[Dataset records]

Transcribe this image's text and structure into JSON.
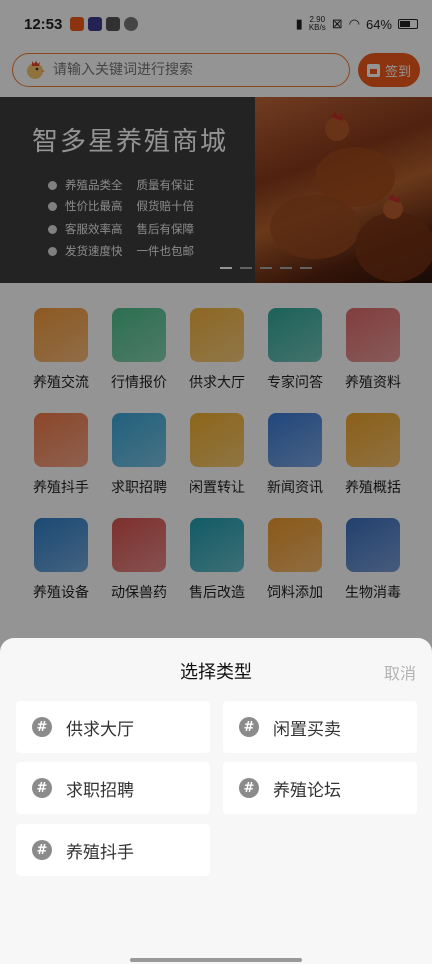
{
  "status": {
    "time": "12:53",
    "net_speed_value": "2.90",
    "net_speed_unit": "KB/s",
    "battery": "64%",
    "battery_level": 0.64
  },
  "search": {
    "placeholder": "请输入关键词进行搜索",
    "signin_label": "签到"
  },
  "banner": {
    "title": "智多星养殖商城",
    "features": [
      {
        "a": "养殖品类全",
        "b": "质量有保证"
      },
      {
        "a": "性价比最高",
        "b": "假货赔十倍"
      },
      {
        "a": "客服效率高",
        "b": "售后有保障"
      },
      {
        "a": "发货速度快",
        "b": "一件也包邮"
      }
    ],
    "slide_count": 5,
    "active_slide": 1
  },
  "grid": [
    {
      "label": "养殖交流",
      "icon": "chat-hen-icon",
      "color": "#f39a3a"
    },
    {
      "label": "行情报价",
      "icon": "chart-icon",
      "color": "#4cbf8a"
    },
    {
      "label": "供求大厅",
      "icon": "shopping-bag-icon",
      "color": "#f4b33d"
    },
    {
      "label": "专家问答",
      "icon": "expert-icon",
      "color": "#2fa99a"
    },
    {
      "label": "养殖资料",
      "icon": "document-search-icon",
      "color": "#e06a6a"
    },
    {
      "label": "养殖抖手",
      "icon": "video-icon",
      "color": "#f07a4a"
    },
    {
      "label": "求职招聘",
      "icon": "id-badge-icon",
      "color": "#3aa7d8"
    },
    {
      "label": "闲置转让",
      "icon": "briefcase-icon",
      "color": "#f2b02e"
    },
    {
      "label": "新闻资讯",
      "icon": "globe-icon",
      "color": "#3a7bd5"
    },
    {
      "label": "养殖概括",
      "icon": "chick-coin-icon",
      "color": "#f0a52a"
    },
    {
      "label": "养殖设备",
      "icon": "fan-icon",
      "color": "#2f7fc9"
    },
    {
      "label": "动保兽药",
      "icon": "medicine-bottle-icon",
      "color": "#d9534f"
    },
    {
      "label": "售后改造",
      "icon": "gear-icon",
      "color": "#1f9eb0"
    },
    {
      "label": "饲料添加",
      "icon": "flask-icon",
      "color": "#f09a2a"
    },
    {
      "label": "生物消毒",
      "icon": "shield-icon",
      "color": "#3a6fc0"
    }
  ],
  "sheet": {
    "title": "选择类型",
    "cancel_label": "取消",
    "options": [
      {
        "label": "供求大厅"
      },
      {
        "label": "闲置买卖"
      },
      {
        "label": "求职招聘"
      },
      {
        "label": "养殖论坛"
      },
      {
        "label": "养殖抖手"
      }
    ]
  },
  "colors": {
    "accent": "#f05a1a",
    "search_border": "#f07c2e",
    "hash_badge": "#8b8b8b",
    "cancel_text": "#b3b3b3"
  }
}
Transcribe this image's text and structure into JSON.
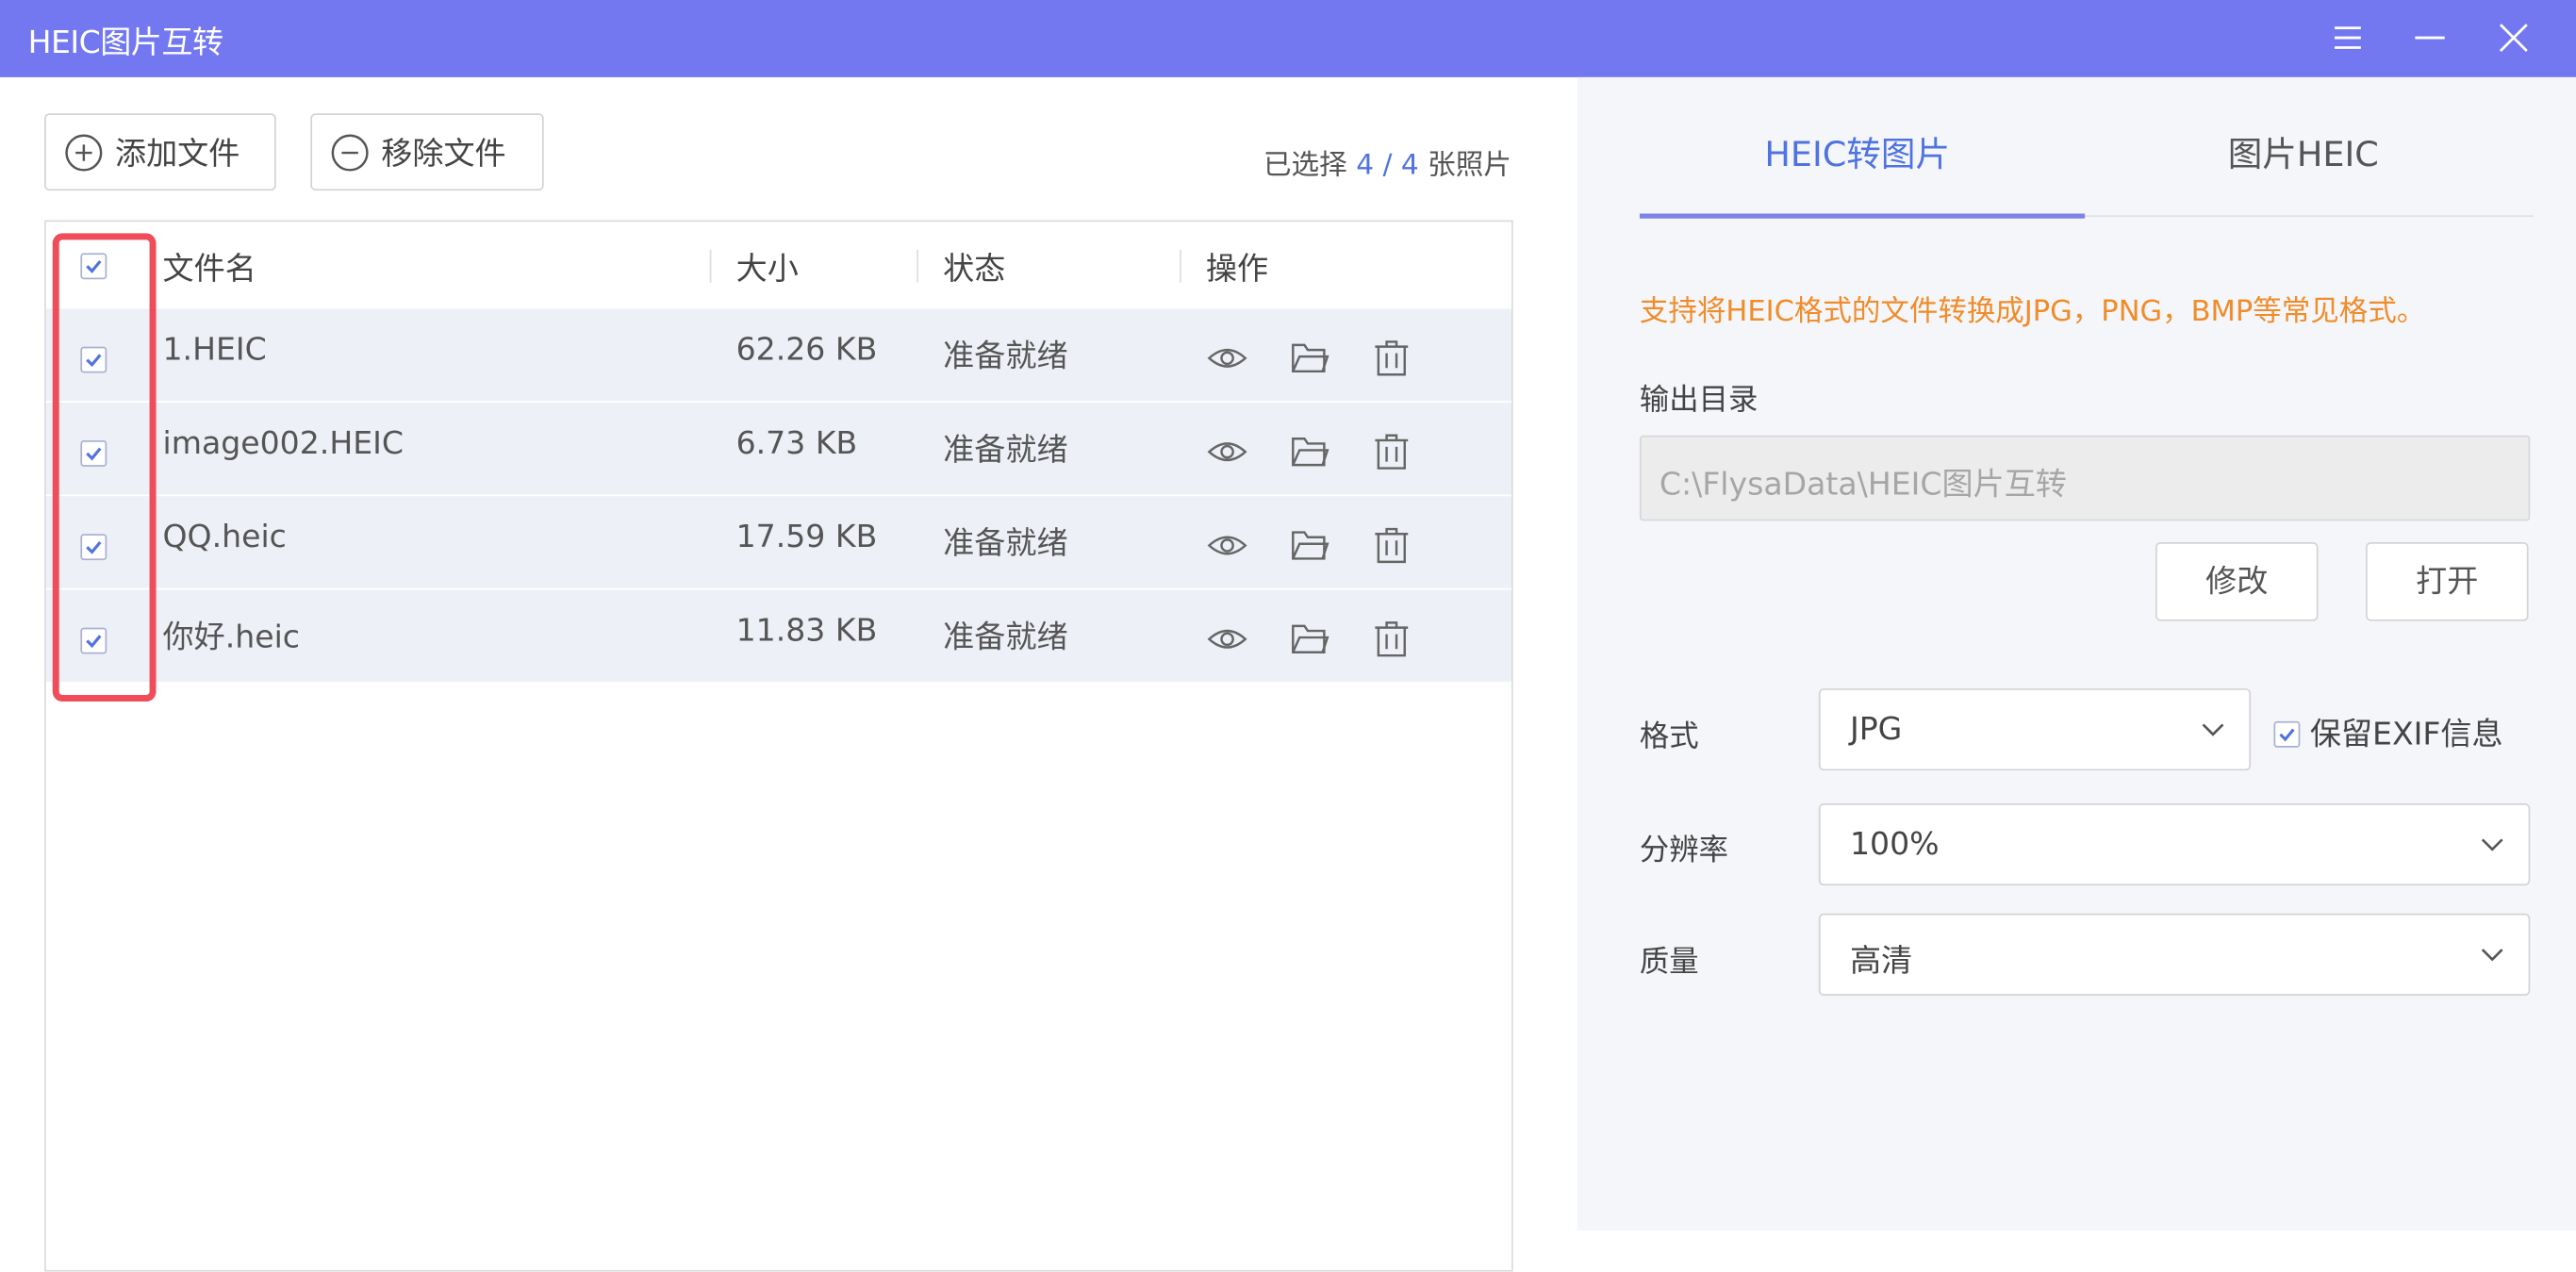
{
  "window": {
    "title": "HEIC图片互转"
  },
  "toolbar": {
    "add_label": "添加文件",
    "remove_label": "移除文件",
    "selected_prefix": "已选择",
    "selected_count": "4 / 4",
    "selected_suffix": "张照片"
  },
  "table": {
    "columns": [
      "文件名",
      "大小",
      "状态",
      "操作"
    ],
    "rows": [
      {
        "name": "1.HEIC",
        "size": "62.26 KB",
        "status": "准备就绪",
        "checked": true
      },
      {
        "name": "image002.HEIC",
        "size": "6.73 KB",
        "status": "准备就绪",
        "checked": true
      },
      {
        "name": "QQ.heic",
        "size": "17.59 KB",
        "status": "准备就绪",
        "checked": true
      },
      {
        "name": "你好.heic",
        "size": "11.83 KB",
        "status": "准备就绪",
        "checked": true
      }
    ],
    "row_icons": [
      "eye-icon",
      "folder-icon",
      "trash-icon"
    ]
  },
  "settings": {
    "tabs": [
      "HEIC转图片",
      "图片HEIC"
    ],
    "active_tab": 0,
    "notice": "支持将HEIC格式的文件转换成JPG，PNG，BMP等常见格式。",
    "output_label": "输出目录",
    "output_path": "C:\\FlysaData\\HEIC图片互转",
    "modify_label": "修改",
    "open_label": "打开",
    "format_label": "格式",
    "format_value": "JPG",
    "exif_label": "保留EXIF信息",
    "exif_checked": true,
    "resolution_label": "分辨率",
    "resolution_value": "100%",
    "quality_label": "质量",
    "quality_value": "高清"
  },
  "colors": {
    "titlebar": "#7378f0",
    "accent": "#4f73e0",
    "notice": "#f08c2a",
    "highlight": "#f04d5a"
  }
}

▶ What is required: Pictures are excluded; copy every other part of the records exactly.

▶ Complete output:
Transcribe this image's text and structure into JSON.
{
  "status": {
    "time": "12:53",
    "net_speed_value": "2.90",
    "net_speed_unit": "KB/s",
    "battery": "64%",
    "battery_level": 0.64
  },
  "search": {
    "placeholder": "请输入关键词进行搜索",
    "signin_label": "签到"
  },
  "banner": {
    "title": "智多星养殖商城",
    "features": [
      {
        "a": "养殖品类全",
        "b": "质量有保证"
      },
      {
        "a": "性价比最高",
        "b": "假货赔十倍"
      },
      {
        "a": "客服效率高",
        "b": "售后有保障"
      },
      {
        "a": "发货速度快",
        "b": "一件也包邮"
      }
    ],
    "slide_count": 5,
    "active_slide": 1
  },
  "grid": [
    {
      "label": "养殖交流",
      "icon": "chat-hen-icon",
      "color": "#f39a3a"
    },
    {
      "label": "行情报价",
      "icon": "chart-icon",
      "color": "#4cbf8a"
    },
    {
      "label": "供求大厅",
      "icon": "shopping-bag-icon",
      "color": "#f4b33d"
    },
    {
      "label": "专家问答",
      "icon": "expert-icon",
      "color": "#2fa99a"
    },
    {
      "label": "养殖资料",
      "icon": "document-search-icon",
      "color": "#e06a6a"
    },
    {
      "label": "养殖抖手",
      "icon": "video-icon",
      "color": "#f07a4a"
    },
    {
      "label": "求职招聘",
      "icon": "id-badge-icon",
      "color": "#3aa7d8"
    },
    {
      "label": "闲置转让",
      "icon": "briefcase-icon",
      "color": "#f2b02e"
    },
    {
      "label": "新闻资讯",
      "icon": "globe-icon",
      "color": "#3a7bd5"
    },
    {
      "label": "养殖概括",
      "icon": "chick-coin-icon",
      "color": "#f0a52a"
    },
    {
      "label": "养殖设备",
      "icon": "fan-icon",
      "color": "#2f7fc9"
    },
    {
      "label": "动保兽药",
      "icon": "medicine-bottle-icon",
      "color": "#d9534f"
    },
    {
      "label": "售后改造",
      "icon": "gear-icon",
      "color": "#1f9eb0"
    },
    {
      "label": "饲料添加",
      "icon": "flask-icon",
      "color": "#f09a2a"
    },
    {
      "label": "生物消毒",
      "icon": "shield-icon",
      "color": "#3a6fc0"
    }
  ],
  "sheet": {
    "title": "选择类型",
    "cancel_label": "取消",
    "options": [
      {
        "label": "供求大厅"
      },
      {
        "label": "闲置买卖"
      },
      {
        "label": "求职招聘"
      },
      {
        "label": "养殖论坛"
      },
      {
        "label": "养殖抖手"
      }
    ]
  },
  "colors": {
    "accent": "#f05a1a",
    "search_border": "#f07c2e",
    "hash_badge": "#8b8b8b",
    "cancel_text": "#b3b3b3"
  }
}
Transcribe this image's text and structure into JSON.
{
  "window": {
    "title": "HEIC图片互转"
  },
  "toolbar": {
    "add_label": "添加文件",
    "remove_label": "移除文件",
    "selected_prefix": "已选择",
    "selected_count": "4 / 4",
    "selected_suffix": "张照片"
  },
  "table": {
    "columns": [
      "文件名",
      "大小",
      "状态",
      "操作"
    ],
    "rows": [
      {
        "name": "1.HEIC",
        "size": "62.26 KB",
        "status": "准备就绪",
        "checked": true
      },
      {
        "name": "image002.HEIC",
        "size": "6.73 KB",
        "status": "准备就绪",
        "checked": true
      },
      {
        "name": "QQ.heic",
        "size": "17.59 KB",
        "status": "准备就绪",
        "checked": true
      },
      {
        "name": "你好.heic",
        "size": "11.83 KB",
        "status": "准备就绪",
        "checked": true
      }
    ],
    "row_icons": [
      "eye-icon",
      "folder-icon",
      "trash-icon"
    ]
  },
  "settings": {
    "tabs": [
      "HEIC转图片",
      "图片HEIC"
    ],
    "active_tab": 0,
    "notice": "支持将HEIC格式的文件转换成JPG，PNG，BMP等常见格式。",
    "output_label": "输出目录",
    "output_path": "C:\\FlysaData\\HEIC图片互转",
    "modify_label": "修改",
    "open_label": "打开",
    "format_label": "格式",
    "format_value": "JPG",
    "exif_label": "保留EXIF信息",
    "exif_checked": true,
    "resolution_label": "分辨率",
    "resolution_value": "100%",
    "quality_label": "质量",
    "quality_value": "高清"
  },
  "colors": {
    "titlebar": "#7378f0",
    "accent": "#4f73e0",
    "notice": "#f08c2a",
    "highlight": "#f04d5a"
  }
}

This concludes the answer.